▶ [REQUIRED TASK]: Locate the lines of the listing below that hold "FERRIER", then copy each of them.

▶ [SOURCE DATA]:
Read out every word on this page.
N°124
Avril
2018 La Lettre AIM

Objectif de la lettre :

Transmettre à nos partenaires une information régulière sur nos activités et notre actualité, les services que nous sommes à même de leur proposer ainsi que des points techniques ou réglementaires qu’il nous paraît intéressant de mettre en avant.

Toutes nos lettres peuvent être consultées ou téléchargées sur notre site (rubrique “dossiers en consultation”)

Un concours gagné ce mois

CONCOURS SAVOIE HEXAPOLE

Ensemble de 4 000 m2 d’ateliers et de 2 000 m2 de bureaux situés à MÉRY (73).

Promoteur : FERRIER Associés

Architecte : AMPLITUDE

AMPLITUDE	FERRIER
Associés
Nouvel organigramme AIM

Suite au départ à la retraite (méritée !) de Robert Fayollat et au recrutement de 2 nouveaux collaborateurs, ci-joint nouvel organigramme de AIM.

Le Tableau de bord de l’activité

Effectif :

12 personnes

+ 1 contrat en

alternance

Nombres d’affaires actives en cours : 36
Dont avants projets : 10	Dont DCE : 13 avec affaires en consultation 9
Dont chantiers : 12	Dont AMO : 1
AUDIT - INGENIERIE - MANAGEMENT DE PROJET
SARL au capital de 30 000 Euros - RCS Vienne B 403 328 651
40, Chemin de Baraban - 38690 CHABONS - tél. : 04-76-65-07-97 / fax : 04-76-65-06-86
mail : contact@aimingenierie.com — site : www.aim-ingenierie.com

▶ [WRITTEN ANSWER]:
Promoteur : FERRIER Associés
AMPLITUDE	FERRIER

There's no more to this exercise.